→ Stored data:
+-------+
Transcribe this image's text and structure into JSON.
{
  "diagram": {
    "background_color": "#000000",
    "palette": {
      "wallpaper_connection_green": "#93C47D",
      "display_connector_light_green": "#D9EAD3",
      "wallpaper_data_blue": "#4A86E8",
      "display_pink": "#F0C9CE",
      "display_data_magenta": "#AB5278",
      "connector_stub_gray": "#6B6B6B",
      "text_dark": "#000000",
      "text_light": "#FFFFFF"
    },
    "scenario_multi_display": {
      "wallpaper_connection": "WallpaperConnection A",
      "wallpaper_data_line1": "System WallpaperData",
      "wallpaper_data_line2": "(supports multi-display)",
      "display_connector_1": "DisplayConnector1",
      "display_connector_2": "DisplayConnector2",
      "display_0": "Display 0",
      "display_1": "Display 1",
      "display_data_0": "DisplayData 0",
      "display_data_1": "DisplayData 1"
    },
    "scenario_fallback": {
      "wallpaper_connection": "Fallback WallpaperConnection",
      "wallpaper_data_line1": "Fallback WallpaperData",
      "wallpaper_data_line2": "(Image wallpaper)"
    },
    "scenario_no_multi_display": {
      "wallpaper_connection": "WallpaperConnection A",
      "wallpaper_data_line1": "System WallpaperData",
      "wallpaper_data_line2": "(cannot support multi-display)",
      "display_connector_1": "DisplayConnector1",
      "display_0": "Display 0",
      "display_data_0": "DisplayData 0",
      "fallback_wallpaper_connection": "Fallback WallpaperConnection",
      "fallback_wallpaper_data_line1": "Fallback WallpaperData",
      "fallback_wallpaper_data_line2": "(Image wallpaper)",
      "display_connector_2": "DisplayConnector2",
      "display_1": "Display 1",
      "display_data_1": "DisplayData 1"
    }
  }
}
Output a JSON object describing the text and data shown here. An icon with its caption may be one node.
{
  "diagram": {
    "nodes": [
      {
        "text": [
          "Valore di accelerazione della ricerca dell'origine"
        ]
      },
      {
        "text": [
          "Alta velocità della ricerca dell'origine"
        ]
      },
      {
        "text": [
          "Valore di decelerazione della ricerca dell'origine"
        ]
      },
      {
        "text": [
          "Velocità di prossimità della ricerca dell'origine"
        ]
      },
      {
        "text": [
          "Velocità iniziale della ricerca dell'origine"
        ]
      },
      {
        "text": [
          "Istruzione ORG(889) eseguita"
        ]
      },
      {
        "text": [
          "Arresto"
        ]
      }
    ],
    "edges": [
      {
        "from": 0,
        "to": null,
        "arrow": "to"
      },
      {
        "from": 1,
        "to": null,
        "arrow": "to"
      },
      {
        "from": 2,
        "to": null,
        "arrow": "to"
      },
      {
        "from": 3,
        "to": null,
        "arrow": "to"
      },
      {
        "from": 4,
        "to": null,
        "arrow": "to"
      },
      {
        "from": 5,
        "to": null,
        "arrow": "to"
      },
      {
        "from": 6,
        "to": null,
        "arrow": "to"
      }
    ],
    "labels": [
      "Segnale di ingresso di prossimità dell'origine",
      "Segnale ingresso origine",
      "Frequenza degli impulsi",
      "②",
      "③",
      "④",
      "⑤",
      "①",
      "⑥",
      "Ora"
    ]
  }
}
+-------+
→ What you need to do: Output the complete data exactly as written.

→ Exercise result:
Transcribe this image's text and structure into JSON.
{
  "diagram": {
    "background_color": "#000000",
    "palette": {
      "wallpaper_connection_green": "#93C47D",
      "display_connector_light_green": "#D9EAD3",
      "wallpaper_data_blue": "#4A86E8",
      "display_pink": "#F0C9CE",
      "display_data_magenta": "#AB5278",
      "connector_stub_gray": "#6B6B6B",
      "text_dark": "#000000",
      "text_light": "#FFFFFF"
    },
    "scenario_multi_display": {
      "wallpaper_connection": "WallpaperConnection A",
      "wallpaper_data_line1": "System WallpaperData",
      "wallpaper_data_line2": "(supports multi-display)",
      "display_connector_1": "DisplayConnector1",
      "display_connector_2": "DisplayConnector2",
      "display_0": "Display 0",
      "display_1": "Display 1",
      "display_data_0": "DisplayData 0",
      "display_data_1": "DisplayData 1"
    },
    "scenario_fallback": {
      "wallpaper_connection": "Fallback WallpaperConnection",
      "wallpaper_data_line1": "Fallback WallpaperData",
      "wallpaper_data_line2": "(Image wallpaper)"
    },
    "scenario_no_multi_display": {
      "wallpaper_connection": "WallpaperConnection A",
      "wallpaper_data_line1": "System WallpaperData",
      "wallpaper_data_line2": "(cannot support multi-display)",
      "display_connector_1": "DisplayConnector1",
      "display_0": "Display 0",
      "display_data_0": "DisplayData 0",
      "fallback_wallpaper_connection": "Fallback WallpaperConnection",
      "fallback_wallpaper_data_line1": "Fallback WallpaperData",
      "fallback_wallpaper_data_line2": "(Image wallpaper)",
      "display_connector_2": "DisplayConnector2",
      "display_1": "Display 1",
      "display_data_1": "DisplayData 1"
    }
  }
}
Output a JSON object describing the text and data shown here. An icon with its caption may be one node.
{
  "diagram": {
    "nodes": [
      {
        "text": [
          "Valore di accelerazione della ricerca dell'origine"
        ]
      },
      {
        "text": [
          "Alta velocità della ricerca dell'origine"
        ]
      },
      {
        "text": [
          "Valore di decelerazione della ricerca dell'origine"
        ]
      },
      {
        "text": [
          "Velocità di prossimità della ricerca dell'origine"
        ]
      },
      {
        "text": [
          "Velocità iniziale della ricerca dell'origine"
        ]
      },
      {
        "text": [
          "Istruzione ORG(889) eseguita"
        ]
      },
      {
        "text": [
          "Arresto"
        ]
      }
    ],
    "edges": [
      {
        "from": 0,
        "to": null,
        "arrow": "to"
      },
      {
        "from": 1,
        "to": null,
        "arrow": "to"
      },
      {
        "from": 2,
        "to": null,
        "arrow": "to"
      },
      {
        "from": 3,
        "to": null,
        "arrow": "to"
      },
      {
        "from": 4,
        "to": null,
        "arrow": "to"
      },
      {
        "from": 5,
        "to": null,
        "arrow": "to"
      },
      {
        "from": 6,
        "to": null,
        "arrow": "to"
      }
    ],
    "labels": [
      "Segnale di ingresso di prossimità dell'origine",
      "Segnale ingresso origine",
      "Frequenza degli impulsi",
      "②",
      "③",
      "④",
      "⑤",
      "①",
      "⑥",
      "Ora"
    ]
  }
}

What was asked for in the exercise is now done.